Start Records provided

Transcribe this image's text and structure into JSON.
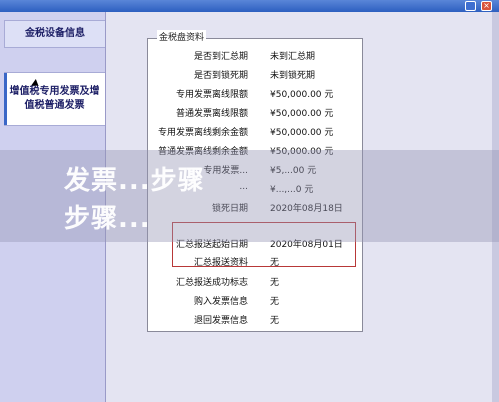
{
  "sidebar": {
    "items": [
      {
        "label": "金税设备信息"
      },
      {
        "label": "增值税专用发票及增值税普通发票"
      }
    ]
  },
  "panel": {
    "title": "金税盘资料",
    "rows": [
      {
        "label": "是否到汇总期",
        "value": "未到汇总期"
      },
      {
        "label": "是否到锁死期",
        "value": "未到锁死期"
      },
      {
        "label": "专用发票离线限额",
        "value": "¥50,000.00 元"
      },
      {
        "label": "普通发票离线限额",
        "value": "¥50,000.00 元"
      },
      {
        "label": "专用发票离线剩余金额",
        "value": "¥50,000.00 元"
      },
      {
        "label": "普通发票离线剩余金额",
        "value": "¥50,000.00 元"
      },
      {
        "label": "专用发票...",
        "value": "¥5,...00 元"
      },
      {
        "label": "...",
        "value": "¥...,...0 元"
      },
      {
        "label": "锁死日期",
        "value": "2020年08月18日"
      },
      {
        "label": "",
        "value": ""
      },
      {
        "label": "汇总报送起始日期",
        "value": "2020年08月01日"
      },
      {
        "label": "汇总报送资料",
        "value": "无"
      },
      {
        "label": "汇总报送成功标志",
        "value": "无"
      },
      {
        "label": "购入发票信息",
        "value": "无"
      },
      {
        "label": "退回发票信息",
        "value": "无"
      }
    ]
  },
  "overlay": {
    "line1": "发票...步骤",
    "line2": "步骤..."
  }
}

End Records provided

§ Exercise aim:
Repeat the data exactly, without the pictures.

§ Written response:
Transcribe this image's text and structure into JSON.
{
  "sidebar": {
    "items": [
      {
        "label": "金税设备信息"
      },
      {
        "label": "增值税专用发票及增值税普通发票"
      }
    ]
  },
  "panel": {
    "title": "金税盘资料",
    "rows": [
      {
        "label": "是否到汇总期",
        "value": "未到汇总期"
      },
      {
        "label": "是否到锁死期",
        "value": "未到锁死期"
      },
      {
        "label": "专用发票离线限额",
        "value": "¥50,000.00 元"
      },
      {
        "label": "普通发票离线限额",
        "value": "¥50,000.00 元"
      },
      {
        "label": "专用发票离线剩余金额",
        "value": "¥50,000.00 元"
      },
      {
        "label": "普通发票离线剩余金额",
        "value": "¥50,000.00 元"
      },
      {
        "label": "专用发票...",
        "value": "¥5,...00 元"
      },
      {
        "label": "...",
        "value": "¥...,...0 元"
      },
      {
        "label": "锁死日期",
        "value": "2020年08月18日"
      },
      {
        "label": "",
        "value": ""
      },
      {
        "label": "汇总报送起始日期",
        "value": "2020年08月01日"
      },
      {
        "label": "汇总报送资料",
        "value": "无"
      },
      {
        "label": "汇总报送成功标志",
        "value": "无"
      },
      {
        "label": "购入发票信息",
        "value": "无"
      },
      {
        "label": "退回发票信息",
        "value": "无"
      }
    ]
  },
  "overlay": {
    "line1": "发票...步骤",
    "line2": "步骤..."
  }
}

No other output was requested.